-- Begin SUPPLIED ENTRIES --
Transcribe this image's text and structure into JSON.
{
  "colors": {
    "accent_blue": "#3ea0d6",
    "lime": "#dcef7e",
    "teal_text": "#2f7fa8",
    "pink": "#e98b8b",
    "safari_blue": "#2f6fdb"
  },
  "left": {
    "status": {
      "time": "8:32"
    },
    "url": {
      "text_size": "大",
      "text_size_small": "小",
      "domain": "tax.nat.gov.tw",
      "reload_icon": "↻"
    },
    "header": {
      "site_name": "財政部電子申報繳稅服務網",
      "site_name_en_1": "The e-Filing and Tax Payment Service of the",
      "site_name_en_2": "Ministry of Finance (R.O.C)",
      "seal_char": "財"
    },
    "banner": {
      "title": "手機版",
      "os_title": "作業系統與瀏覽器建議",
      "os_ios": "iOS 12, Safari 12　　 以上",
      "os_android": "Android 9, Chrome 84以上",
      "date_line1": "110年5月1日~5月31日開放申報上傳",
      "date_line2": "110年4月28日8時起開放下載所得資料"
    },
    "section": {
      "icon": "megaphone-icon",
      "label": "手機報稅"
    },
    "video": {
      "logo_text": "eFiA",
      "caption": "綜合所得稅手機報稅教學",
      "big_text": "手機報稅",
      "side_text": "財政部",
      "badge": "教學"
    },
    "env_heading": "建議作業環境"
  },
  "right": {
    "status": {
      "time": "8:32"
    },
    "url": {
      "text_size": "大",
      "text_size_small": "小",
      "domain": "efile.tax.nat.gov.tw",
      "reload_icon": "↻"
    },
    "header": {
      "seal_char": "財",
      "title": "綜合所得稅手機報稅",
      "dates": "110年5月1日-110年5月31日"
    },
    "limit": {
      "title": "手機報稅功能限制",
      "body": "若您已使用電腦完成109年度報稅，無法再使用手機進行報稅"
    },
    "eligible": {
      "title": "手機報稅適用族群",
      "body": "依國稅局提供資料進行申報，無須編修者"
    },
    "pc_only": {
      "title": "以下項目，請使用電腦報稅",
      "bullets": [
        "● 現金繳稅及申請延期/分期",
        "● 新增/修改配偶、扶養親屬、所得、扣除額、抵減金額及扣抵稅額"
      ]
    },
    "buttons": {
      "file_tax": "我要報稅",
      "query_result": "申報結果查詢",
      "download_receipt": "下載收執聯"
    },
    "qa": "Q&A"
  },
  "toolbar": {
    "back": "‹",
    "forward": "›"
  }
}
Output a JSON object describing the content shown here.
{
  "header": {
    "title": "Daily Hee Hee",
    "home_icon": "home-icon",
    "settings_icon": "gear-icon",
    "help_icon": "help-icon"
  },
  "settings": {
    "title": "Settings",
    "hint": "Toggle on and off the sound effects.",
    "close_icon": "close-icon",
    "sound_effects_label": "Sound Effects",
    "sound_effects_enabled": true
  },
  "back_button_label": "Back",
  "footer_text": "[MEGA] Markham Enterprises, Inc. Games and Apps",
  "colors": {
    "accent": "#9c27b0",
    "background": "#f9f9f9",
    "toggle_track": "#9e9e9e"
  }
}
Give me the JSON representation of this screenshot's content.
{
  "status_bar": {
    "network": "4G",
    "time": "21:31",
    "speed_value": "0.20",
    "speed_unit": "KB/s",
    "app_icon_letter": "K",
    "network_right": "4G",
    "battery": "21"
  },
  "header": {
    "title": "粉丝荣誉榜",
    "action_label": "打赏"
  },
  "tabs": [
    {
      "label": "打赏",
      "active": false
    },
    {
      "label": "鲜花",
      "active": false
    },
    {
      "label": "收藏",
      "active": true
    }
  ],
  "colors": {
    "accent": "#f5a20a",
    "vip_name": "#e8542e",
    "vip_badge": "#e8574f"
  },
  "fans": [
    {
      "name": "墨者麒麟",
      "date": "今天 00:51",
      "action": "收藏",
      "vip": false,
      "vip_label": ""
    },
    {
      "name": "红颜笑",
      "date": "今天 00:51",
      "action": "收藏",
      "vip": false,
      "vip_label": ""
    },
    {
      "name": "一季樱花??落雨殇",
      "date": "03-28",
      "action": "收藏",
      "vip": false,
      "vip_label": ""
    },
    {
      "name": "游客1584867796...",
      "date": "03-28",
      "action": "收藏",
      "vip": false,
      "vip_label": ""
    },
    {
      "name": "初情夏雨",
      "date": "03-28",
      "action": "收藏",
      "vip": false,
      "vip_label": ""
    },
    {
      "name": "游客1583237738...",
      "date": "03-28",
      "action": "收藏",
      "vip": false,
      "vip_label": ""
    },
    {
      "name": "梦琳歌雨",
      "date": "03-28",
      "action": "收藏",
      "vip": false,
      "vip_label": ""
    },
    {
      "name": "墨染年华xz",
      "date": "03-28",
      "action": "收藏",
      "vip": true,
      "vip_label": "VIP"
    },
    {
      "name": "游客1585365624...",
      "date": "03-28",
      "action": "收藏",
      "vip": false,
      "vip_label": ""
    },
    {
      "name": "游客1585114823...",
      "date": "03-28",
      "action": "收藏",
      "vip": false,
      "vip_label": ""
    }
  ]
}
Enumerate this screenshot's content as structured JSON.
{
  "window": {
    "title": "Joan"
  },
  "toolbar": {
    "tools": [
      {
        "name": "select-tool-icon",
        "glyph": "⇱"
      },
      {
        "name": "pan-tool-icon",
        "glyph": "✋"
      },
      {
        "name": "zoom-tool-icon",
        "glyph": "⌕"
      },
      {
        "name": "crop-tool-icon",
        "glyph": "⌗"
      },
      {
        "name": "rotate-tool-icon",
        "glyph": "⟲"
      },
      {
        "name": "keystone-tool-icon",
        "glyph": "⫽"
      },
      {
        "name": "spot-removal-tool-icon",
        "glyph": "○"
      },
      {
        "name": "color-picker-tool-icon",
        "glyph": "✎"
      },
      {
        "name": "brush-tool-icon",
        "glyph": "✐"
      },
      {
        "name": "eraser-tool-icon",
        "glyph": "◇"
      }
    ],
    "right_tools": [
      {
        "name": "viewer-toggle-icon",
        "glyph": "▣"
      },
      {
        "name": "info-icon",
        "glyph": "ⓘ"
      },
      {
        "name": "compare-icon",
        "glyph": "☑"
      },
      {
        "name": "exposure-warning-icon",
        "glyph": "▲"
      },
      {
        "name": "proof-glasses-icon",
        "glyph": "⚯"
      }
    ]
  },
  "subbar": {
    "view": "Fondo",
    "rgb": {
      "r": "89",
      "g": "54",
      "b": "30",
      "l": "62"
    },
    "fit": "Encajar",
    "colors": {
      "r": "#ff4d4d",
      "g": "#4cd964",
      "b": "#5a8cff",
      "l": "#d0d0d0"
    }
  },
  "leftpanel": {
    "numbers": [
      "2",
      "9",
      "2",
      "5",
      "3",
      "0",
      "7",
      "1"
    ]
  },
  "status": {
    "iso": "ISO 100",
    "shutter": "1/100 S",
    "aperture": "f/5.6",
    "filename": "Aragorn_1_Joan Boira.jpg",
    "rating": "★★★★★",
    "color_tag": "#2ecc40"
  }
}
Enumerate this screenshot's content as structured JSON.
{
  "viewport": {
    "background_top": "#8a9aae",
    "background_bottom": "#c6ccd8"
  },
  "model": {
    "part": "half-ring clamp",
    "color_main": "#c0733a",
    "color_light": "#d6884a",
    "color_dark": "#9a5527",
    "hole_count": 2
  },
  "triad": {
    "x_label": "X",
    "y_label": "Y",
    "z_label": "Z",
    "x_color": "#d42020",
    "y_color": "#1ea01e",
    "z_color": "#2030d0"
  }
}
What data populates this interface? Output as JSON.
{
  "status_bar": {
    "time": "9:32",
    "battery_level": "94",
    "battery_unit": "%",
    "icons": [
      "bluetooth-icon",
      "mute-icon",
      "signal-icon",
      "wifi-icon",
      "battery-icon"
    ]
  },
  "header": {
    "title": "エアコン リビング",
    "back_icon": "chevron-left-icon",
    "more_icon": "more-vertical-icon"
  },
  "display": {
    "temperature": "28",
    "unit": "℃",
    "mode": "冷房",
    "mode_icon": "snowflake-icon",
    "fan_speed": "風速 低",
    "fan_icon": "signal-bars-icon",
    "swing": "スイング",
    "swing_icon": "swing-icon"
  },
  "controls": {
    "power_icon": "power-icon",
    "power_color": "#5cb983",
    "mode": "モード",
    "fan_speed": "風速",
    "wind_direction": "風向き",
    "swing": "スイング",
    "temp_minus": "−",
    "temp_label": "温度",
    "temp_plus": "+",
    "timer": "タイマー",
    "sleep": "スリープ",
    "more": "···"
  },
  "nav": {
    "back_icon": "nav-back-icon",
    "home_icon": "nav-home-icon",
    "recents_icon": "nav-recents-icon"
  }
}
-- End SUPPLIED ENTRIES --
GIVEN INSTRUCTION. Look back over the material above and state how many lines hold the word "content". Write the number and nothing else.

OUTPUT FOR THIS EXERCISE. 4